## GOALS
a. List every basic service that the text on upgrading urban informal settlements names as hard for residents of those settlements to access.
b. Transcribe the passage of the text on upgrading urban informal settlements starting at "A New Way Forward" and ending at "to well-functioning cities.".

Upgrading Urban Informal Settlements: Housing and Infrastructure for All
The project uses a transdisciplinary approach to upgrading urban informal settlements to deliver secure, affordable housing, and core infrastructure and services.
The Challenge of Slums and Informal Settlements
Cities across the Global South are struggling with rapid urbanization and the proliferation of informal settlements. In sub-Saharan Africa (SSA), the number of people living in slums increased by approximately 106 million people between 2000 and 2018. Existing efforts and investment in African cities, where infrastructure provision is the lowest in the world, are inadequate. Individuals and households living in informal settlements face a daily struggle to access basic services such as water, sanitation, and energy. When residents lack access to infrastructure and services, they develop coping mechanisms: providing their own services and purchasing services from informal providers. It is well documented that the poor pay more for lower quality services (the "poverty penalty"), and this creates health risks and economic inefficiencies for everyone in the city.
A New Way Forward
The solution is citywide, participatory, in situ informal settlement upgrading. This has worked in Asia and Latin America. For decades, African governments saw evictions as the solution to informal settlements, while funding has been used to build unaffordable housing that has not scaled. Efforts to upgrade urban informal settlements in sub-Saharan Africa have been top-down, lacking meaningful community participation and flexibility around zoning, land use, and building regulations that have benefited the poor in other regions. This policy context has now changed. Sub-Saharan governments are increasingly supportive of improving informal settlements in situ because they understand that economic growth and development is tied to well-functioning cities.
A Transdisciplinary Approach
Informal settlement upgrading is complex. It requires a nuanced understanding of the urban built environment, political and institutional dynamics, as well as community knowledge built on relationships of trust. For far too long, local residents and stakeholders have been excluded from the urban development decision-making process that impacts the design of their cities and neighborhoods. Foundational to the project is commitment to a transdisciplinary approach to community-led planning and building.

## PROVIDED INFORMATION

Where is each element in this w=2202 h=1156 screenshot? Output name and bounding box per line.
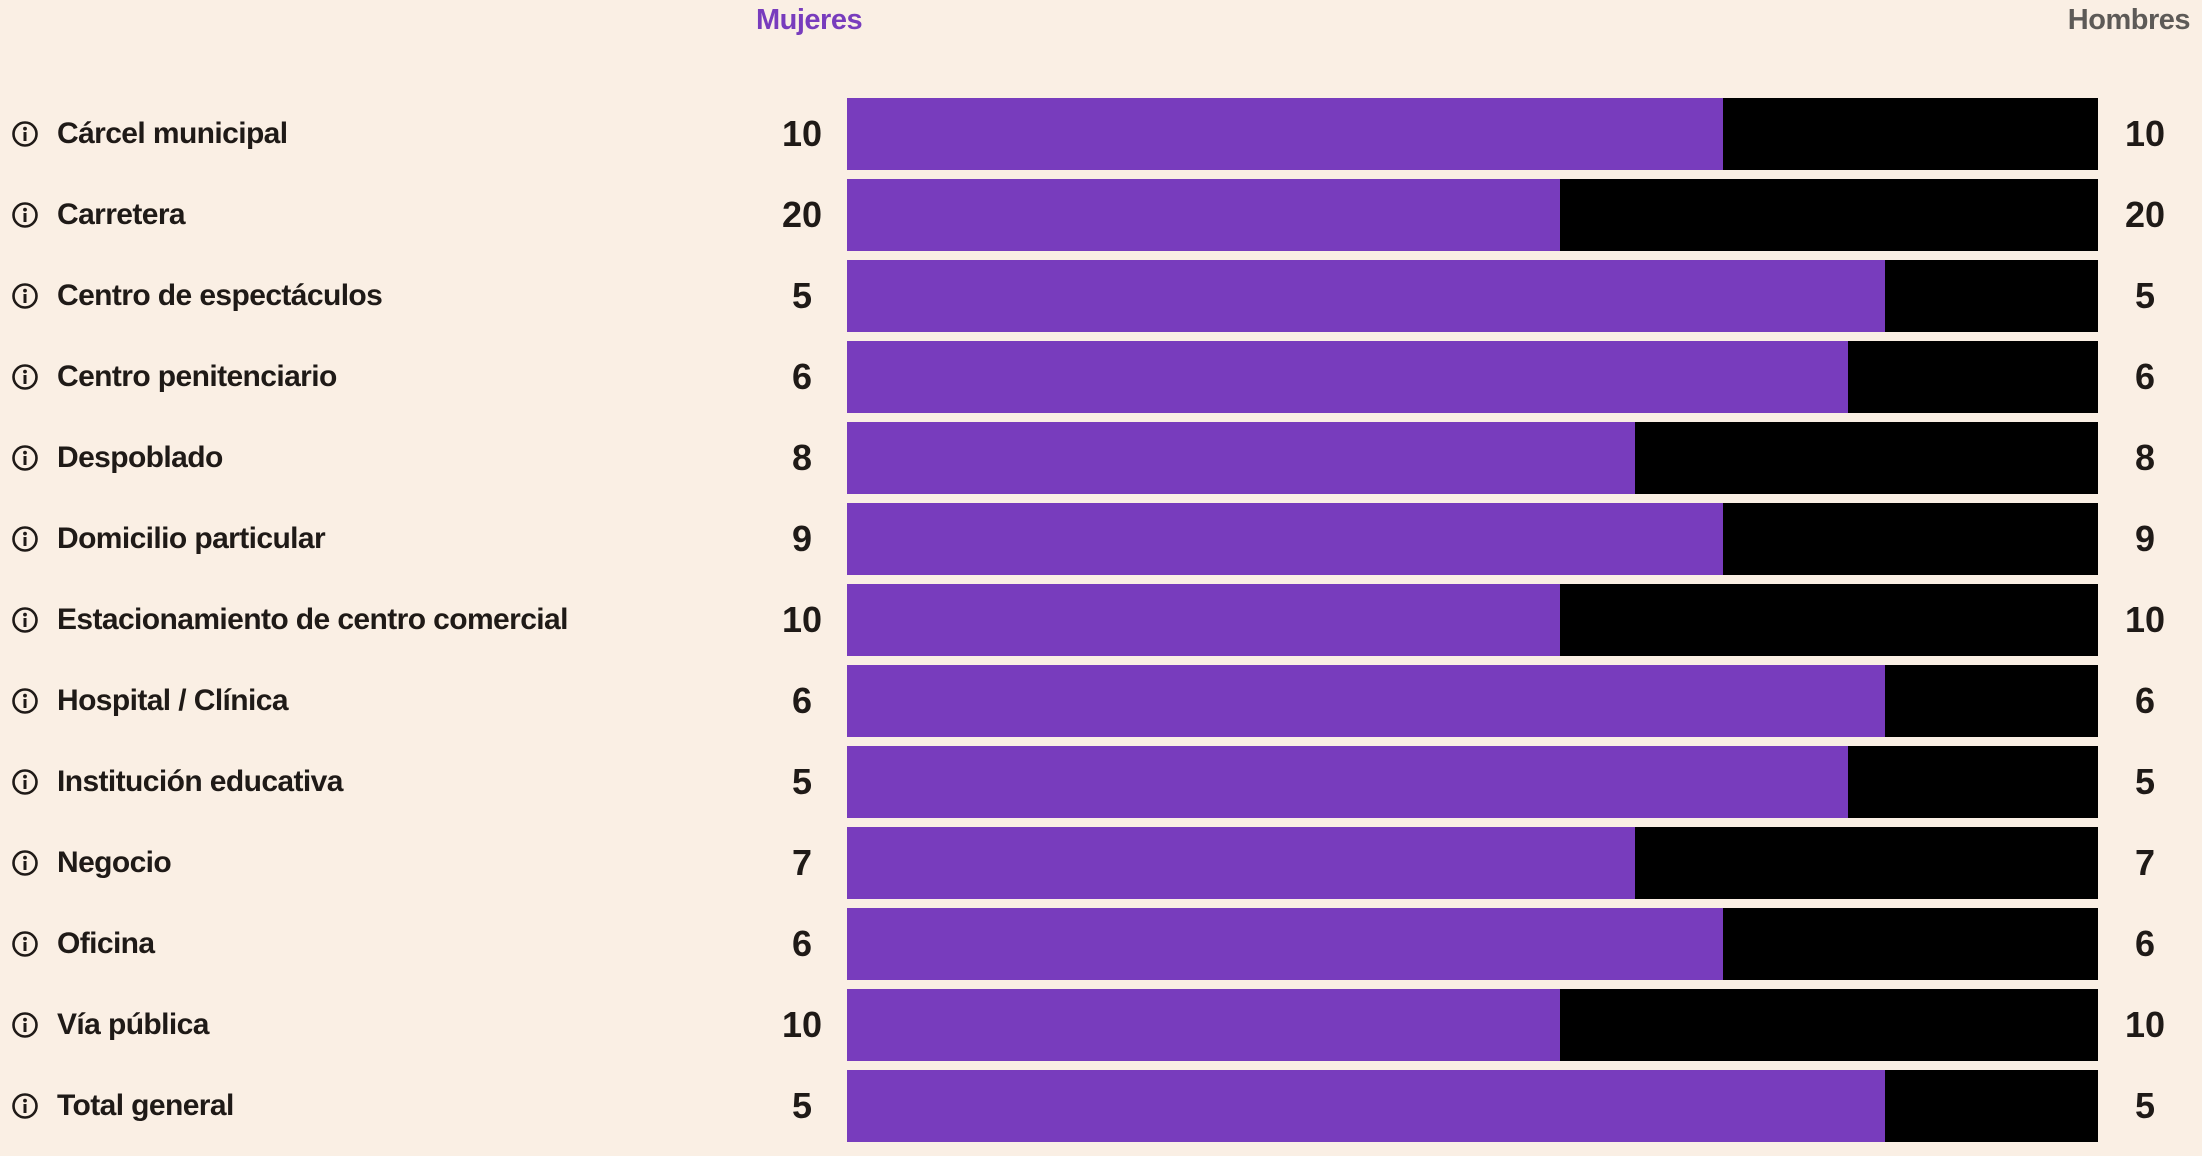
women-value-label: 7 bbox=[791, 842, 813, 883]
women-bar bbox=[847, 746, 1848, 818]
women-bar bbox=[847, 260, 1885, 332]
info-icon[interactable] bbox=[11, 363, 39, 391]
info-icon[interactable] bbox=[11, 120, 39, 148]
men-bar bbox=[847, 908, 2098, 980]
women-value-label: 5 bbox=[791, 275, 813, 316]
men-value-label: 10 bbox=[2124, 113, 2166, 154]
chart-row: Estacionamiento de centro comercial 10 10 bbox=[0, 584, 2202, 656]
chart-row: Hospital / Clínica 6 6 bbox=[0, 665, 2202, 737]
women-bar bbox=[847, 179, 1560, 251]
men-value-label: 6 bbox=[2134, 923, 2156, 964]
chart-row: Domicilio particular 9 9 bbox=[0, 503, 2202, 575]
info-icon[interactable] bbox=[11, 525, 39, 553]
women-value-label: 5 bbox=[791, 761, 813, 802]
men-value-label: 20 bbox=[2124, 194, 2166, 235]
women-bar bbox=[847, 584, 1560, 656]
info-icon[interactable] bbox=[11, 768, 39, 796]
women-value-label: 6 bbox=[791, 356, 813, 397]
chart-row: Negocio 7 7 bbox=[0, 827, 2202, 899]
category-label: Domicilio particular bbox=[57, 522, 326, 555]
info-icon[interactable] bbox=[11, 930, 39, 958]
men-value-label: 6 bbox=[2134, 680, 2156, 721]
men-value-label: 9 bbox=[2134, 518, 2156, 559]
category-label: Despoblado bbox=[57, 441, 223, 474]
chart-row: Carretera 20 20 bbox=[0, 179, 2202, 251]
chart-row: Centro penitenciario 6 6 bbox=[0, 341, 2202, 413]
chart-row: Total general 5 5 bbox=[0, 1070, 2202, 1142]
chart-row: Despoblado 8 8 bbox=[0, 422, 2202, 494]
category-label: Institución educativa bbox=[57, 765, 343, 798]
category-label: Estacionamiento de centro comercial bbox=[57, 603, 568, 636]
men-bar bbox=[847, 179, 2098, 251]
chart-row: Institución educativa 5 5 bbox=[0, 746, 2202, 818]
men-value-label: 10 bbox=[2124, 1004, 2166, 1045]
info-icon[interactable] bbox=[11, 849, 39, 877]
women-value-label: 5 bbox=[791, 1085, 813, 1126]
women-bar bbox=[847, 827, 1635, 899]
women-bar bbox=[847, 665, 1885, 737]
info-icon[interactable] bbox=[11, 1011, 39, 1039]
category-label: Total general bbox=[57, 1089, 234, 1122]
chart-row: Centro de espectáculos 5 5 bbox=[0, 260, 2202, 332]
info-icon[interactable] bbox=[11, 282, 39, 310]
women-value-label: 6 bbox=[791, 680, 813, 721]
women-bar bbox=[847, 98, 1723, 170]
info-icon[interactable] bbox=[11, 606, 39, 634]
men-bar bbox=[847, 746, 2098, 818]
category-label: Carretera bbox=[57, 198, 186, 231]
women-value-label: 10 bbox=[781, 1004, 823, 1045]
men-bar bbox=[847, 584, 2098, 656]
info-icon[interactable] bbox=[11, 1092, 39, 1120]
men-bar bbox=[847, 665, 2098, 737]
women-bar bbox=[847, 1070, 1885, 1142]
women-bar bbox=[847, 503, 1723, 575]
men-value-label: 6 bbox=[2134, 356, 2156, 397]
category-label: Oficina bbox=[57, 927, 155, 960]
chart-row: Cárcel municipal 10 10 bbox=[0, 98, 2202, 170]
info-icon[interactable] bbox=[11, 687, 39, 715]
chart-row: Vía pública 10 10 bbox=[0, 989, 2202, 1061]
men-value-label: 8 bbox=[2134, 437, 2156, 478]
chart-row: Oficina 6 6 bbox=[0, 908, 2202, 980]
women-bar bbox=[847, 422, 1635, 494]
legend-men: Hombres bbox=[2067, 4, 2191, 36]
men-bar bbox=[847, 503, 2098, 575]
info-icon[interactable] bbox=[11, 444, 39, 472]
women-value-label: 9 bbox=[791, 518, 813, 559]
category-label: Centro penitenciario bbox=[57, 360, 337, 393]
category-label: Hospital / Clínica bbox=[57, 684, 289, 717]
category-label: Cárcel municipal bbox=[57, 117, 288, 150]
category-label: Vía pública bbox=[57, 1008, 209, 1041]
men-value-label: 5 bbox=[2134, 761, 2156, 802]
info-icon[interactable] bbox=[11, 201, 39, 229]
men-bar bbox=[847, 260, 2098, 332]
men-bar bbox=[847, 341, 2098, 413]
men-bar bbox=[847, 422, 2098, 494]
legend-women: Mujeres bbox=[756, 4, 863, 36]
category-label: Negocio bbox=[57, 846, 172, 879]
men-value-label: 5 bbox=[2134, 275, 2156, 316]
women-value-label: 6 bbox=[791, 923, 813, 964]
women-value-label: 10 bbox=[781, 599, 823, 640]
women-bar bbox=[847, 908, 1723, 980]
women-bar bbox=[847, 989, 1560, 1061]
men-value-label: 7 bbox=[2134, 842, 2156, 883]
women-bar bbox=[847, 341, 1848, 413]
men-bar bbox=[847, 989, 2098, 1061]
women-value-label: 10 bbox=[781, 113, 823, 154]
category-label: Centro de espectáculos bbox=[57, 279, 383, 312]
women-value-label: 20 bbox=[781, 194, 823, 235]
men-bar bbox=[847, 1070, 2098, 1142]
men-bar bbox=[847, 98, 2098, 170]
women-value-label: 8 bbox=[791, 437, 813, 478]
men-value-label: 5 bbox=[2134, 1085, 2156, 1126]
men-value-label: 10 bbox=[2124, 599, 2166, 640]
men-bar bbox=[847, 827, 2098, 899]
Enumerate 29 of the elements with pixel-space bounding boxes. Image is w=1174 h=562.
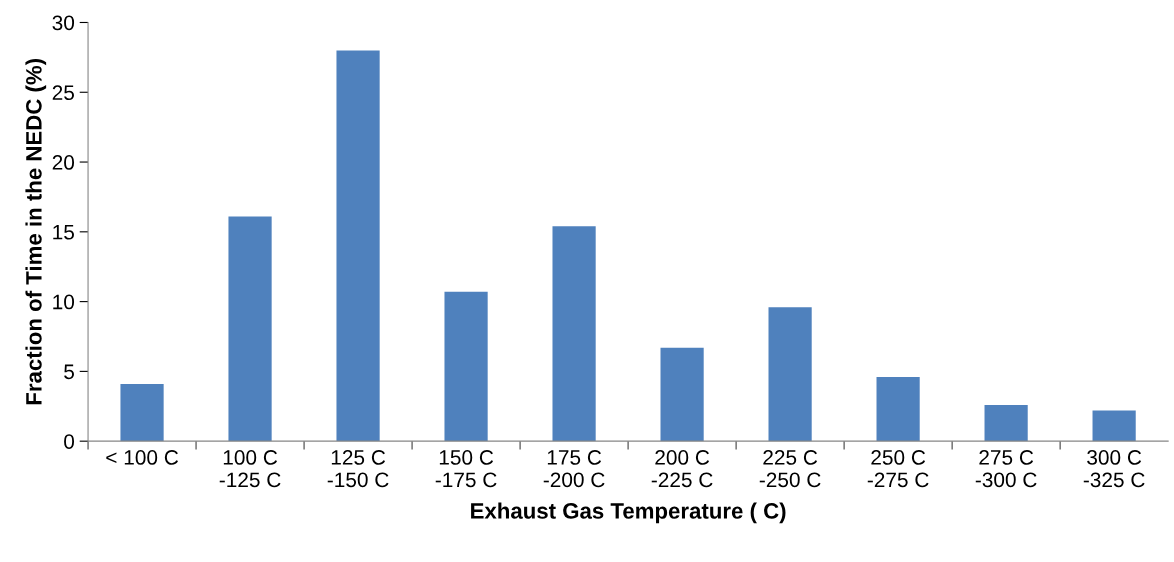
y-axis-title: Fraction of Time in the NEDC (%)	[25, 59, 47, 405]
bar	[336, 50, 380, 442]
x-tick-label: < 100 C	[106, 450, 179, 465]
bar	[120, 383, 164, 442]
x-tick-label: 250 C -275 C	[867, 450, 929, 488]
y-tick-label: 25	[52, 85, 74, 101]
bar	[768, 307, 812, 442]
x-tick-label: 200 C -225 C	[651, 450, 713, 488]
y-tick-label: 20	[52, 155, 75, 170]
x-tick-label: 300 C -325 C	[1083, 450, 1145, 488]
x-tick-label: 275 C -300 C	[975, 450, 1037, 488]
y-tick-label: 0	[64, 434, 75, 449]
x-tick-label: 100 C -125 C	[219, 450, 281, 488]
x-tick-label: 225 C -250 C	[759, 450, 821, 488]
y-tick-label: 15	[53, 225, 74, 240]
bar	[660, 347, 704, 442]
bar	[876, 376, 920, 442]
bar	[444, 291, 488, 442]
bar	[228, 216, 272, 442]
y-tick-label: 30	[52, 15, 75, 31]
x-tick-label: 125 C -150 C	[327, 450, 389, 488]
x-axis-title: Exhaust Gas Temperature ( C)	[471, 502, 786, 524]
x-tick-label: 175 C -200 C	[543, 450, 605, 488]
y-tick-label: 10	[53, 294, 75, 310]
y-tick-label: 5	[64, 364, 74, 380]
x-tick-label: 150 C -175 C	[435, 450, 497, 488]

## SOLUTIONS BY TASK
a.
Water
Sanitation
Energy

b.
A New Way Forward
The solution is citywide, participatory, in situ informal settlement upgrading. This has worked in Asia and Latin America. For decades, African governments saw evictions as the solution to informal settlements, while funding has been used to build unaffordable housing that has not scaled. Efforts to upgrade urban informal settlements in sub-Saharan Africa have been top-down, lacking meaningful community participation and flexibility around zoning, land use, and building regulations that have benefited the poor in other regions. This policy context has now changed. Sub-Saharan governments are increasingly supportive of improving informal settlements in situ because they understand that economic growth and development is tied to well-functioning cities.